> _EXTRAIT DU TEXTE_
────────────────
Cécile Dieumegard

Cécile Dieumegard — 5 janvier 2023

Interview de Frédéric Crozatier

Professeur de mathématiques au lycée Jean Zay à Orléans (45), Frédéric Crozatier a créé la chaîne YouTube CQFD sur laquelle il partage des vidéos de mathématiques et d’applications mathématiques pour les lycéens et les étudiants du supérieur. Frédéric a également créé un site internet autour de l’apprentissage du langage Python.

CQFD

Un grand merci à Frédéric d’avoir pris le temps de me partager ses nombreux projets.

Quand et pourquoi avez-vous eu l’idée de créer une chaîne YouTube ?

L’idée de créer une chaîne YouTube remonte à quelques années. Depuis des années, je suis la chaîne YouTube mathématique de Grant Sanderson 3Blue1Brown. Cette chaîne ainsi que son contenu ont toujours été une grande source d’inspiration et j’ai toujours trouvé cela dommage qu’elle n’ait pas d’équivalent en français.

Dans le web mathématique français, l’approche est assez différente de celle proposée par les anglo-saxons. Il s’agit davantage d’une approche centrée sur du contenu plus scolaire pour les révisions ou bien du contenu sous forme de mini-cours.

En créant ma chaîne YouTube, je souhaitais garder le meilleur des deux approches. D’une part, je souhaitais garder l’approche inductive anglo-saxonne basée sur des exemples et situations qui permettent de mobiliser de belles images. L’idée ici est de motiver et de donner envie de faire des mathématiques. J’aime bien l’idée qu’on puisse prendre du plaisir avec de belles animations et que faire des mathématiques soit divertissant et ludique. D’autre part, je voulais garder l’approche francophone autour du contenu et des notions de fond. Je souhaite réellement que lorsque quelqu’un regarde une vidéo, il apprenne quelque chose et qu’il puisse développer des nouvelles connaissances (quelque chose de concret d’un point de vue mathématique). Il s’agit ici de trouver un équilibre entre les deux approches : une forme divertissante qui pousse à aimer les mathématiques et un fond concret avec du contenu mathématique intéressant.

L’élément qui a déclenché la création de ma chaîne YouTube est le concours de vidéos organisé par Grant Sanderson “Summer of Maths Exposition”. J’ai décidé d’y participer et cela m’a donc permis de me lancer !
────────────────
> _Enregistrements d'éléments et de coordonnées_
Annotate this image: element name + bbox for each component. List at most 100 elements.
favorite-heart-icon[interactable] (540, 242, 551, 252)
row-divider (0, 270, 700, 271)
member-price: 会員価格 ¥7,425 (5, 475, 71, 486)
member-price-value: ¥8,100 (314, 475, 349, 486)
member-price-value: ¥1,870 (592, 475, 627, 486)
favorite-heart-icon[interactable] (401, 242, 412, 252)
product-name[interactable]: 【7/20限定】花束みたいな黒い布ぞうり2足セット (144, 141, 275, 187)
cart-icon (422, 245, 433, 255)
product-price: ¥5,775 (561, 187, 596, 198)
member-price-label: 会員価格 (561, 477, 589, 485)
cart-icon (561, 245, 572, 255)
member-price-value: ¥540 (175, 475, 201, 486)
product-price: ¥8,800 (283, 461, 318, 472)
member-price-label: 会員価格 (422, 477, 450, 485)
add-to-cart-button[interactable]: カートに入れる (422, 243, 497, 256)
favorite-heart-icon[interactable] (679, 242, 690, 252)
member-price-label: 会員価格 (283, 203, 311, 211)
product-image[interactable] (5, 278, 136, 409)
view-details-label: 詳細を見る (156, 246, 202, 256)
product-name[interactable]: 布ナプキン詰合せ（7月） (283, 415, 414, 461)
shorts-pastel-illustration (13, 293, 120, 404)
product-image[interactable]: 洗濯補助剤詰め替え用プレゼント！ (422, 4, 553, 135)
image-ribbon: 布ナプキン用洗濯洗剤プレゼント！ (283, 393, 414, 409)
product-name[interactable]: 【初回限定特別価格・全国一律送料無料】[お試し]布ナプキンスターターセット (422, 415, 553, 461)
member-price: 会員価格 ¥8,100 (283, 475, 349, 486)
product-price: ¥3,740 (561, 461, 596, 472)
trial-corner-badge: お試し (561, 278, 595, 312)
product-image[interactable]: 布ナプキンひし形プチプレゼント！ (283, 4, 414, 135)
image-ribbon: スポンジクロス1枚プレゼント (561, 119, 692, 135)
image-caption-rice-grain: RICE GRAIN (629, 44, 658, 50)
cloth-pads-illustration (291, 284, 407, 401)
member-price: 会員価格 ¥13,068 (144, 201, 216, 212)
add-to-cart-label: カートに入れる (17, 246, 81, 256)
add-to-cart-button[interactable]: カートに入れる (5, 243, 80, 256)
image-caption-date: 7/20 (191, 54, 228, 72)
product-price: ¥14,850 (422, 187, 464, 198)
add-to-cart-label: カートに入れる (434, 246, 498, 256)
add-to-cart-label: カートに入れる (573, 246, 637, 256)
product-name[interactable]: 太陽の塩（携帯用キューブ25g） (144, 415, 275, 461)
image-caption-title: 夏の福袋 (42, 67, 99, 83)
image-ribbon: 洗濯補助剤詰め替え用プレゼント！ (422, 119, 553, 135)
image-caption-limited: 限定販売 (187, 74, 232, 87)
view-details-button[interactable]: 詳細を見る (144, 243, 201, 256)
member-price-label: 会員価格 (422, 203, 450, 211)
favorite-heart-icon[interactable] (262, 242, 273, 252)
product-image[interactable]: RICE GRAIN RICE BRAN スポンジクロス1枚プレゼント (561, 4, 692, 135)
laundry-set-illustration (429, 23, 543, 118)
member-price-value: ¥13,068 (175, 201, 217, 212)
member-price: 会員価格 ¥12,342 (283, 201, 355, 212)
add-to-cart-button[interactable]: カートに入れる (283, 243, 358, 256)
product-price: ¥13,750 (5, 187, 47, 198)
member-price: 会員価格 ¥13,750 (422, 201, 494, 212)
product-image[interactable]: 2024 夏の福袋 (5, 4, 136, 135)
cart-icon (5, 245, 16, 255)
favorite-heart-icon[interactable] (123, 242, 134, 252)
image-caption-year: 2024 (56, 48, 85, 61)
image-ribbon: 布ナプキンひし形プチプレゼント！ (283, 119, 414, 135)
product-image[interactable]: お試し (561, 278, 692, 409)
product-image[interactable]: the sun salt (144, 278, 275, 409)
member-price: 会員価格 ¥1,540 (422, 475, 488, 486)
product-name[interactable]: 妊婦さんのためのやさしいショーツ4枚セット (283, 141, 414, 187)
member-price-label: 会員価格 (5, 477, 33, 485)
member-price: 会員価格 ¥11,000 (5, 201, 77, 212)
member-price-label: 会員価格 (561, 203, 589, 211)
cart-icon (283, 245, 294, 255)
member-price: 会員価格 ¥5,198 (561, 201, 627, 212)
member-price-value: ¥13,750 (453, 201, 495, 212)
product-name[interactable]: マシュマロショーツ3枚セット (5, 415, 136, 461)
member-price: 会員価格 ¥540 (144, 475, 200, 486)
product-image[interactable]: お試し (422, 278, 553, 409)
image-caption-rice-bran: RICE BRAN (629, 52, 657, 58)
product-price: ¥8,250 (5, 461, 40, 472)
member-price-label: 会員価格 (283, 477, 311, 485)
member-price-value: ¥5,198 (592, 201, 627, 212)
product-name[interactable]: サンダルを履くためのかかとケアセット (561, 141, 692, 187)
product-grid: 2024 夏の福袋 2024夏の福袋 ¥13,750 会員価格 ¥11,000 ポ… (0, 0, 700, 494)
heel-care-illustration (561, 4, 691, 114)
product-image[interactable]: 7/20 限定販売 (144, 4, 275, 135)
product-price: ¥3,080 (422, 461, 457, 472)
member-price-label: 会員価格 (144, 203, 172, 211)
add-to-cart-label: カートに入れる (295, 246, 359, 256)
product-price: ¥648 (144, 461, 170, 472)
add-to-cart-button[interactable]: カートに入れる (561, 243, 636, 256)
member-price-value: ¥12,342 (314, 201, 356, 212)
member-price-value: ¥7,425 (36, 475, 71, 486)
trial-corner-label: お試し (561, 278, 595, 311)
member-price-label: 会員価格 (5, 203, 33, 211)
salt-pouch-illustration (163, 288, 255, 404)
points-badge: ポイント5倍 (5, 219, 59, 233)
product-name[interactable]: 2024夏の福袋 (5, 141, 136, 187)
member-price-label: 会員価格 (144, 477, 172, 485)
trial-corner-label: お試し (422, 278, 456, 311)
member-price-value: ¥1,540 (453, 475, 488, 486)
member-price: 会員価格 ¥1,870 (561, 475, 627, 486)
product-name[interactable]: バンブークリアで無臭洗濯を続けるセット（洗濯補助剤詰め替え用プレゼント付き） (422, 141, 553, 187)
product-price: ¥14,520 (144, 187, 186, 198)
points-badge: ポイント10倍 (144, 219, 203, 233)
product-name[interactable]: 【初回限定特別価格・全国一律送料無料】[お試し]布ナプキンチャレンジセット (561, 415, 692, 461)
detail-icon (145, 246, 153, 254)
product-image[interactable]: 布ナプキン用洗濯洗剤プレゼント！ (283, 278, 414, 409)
────────────────
> _TÂCHES_
1. Modifiez l'extrait de l'interview sur la chaîne CQFD : réécrivez le passage allant de "Interview de Frédéric" jusqu'à "ses nombreux projets." inclus, en remplaçant "Python" par "OCaml".
2. Reproduisez à l'identique les enregistrements depuis leur première ligne jusqu'à la ligne contenant "member-price-label: 会員価格 (283, 203, 311, 211)", celle-ci comprise.

> _RÉPONSES PAR TÂCHE_
1.
Interview de Frédéric Crozatier

Professeur de mathématiques au lycée Jean Zay à Orléans (45), Frédéric Crozatier a créé la chaîne YouTube CQFD sur laquelle il partage des vidéos de mathématiques et d’applications mathématiques pour les lycéens et les étudiants du supérieur. Frédéric a également créé un site internet autour de l’apprentissage du langage OCaml.

CQFD

Un grand merci à Frédéric d’avoir pris le temps de me partager ses nombreux projets.

2.
Annotate this image: element name + bbox for each component. List at most 100 elements.
favorite-heart-icon[interactable] (540, 242, 551, 252)
row-divider (0, 270, 700, 271)
member-price: 会員価格 ¥7,425 (5, 475, 71, 486)
member-price-value: ¥8,100 (314, 475, 349, 486)
member-price-value: ¥1,870 (592, 475, 627, 486)
favorite-heart-icon[interactable] (401, 242, 412, 252)
product-name[interactable]: 【7/20限定】花束みたいな黒い布ぞうり2足セット (144, 141, 275, 187)
cart-icon (422, 245, 433, 255)
product-price: ¥5,775 (561, 187, 596, 198)
member-price-label: 会員価格 (561, 477, 589, 485)
cart-icon (561, 245, 572, 255)
member-price-value: ¥540 (175, 475, 201, 486)
product-price: ¥8,800 (283, 461, 318, 472)
member-price-label: 会員価格 (422, 477, 450, 485)
add-to-cart-button[interactable]: カートに入れる (422, 243, 497, 256)
favorite-heart-icon[interactable] (679, 242, 690, 252)
member-price-label: 会員価格 (283, 203, 311, 211)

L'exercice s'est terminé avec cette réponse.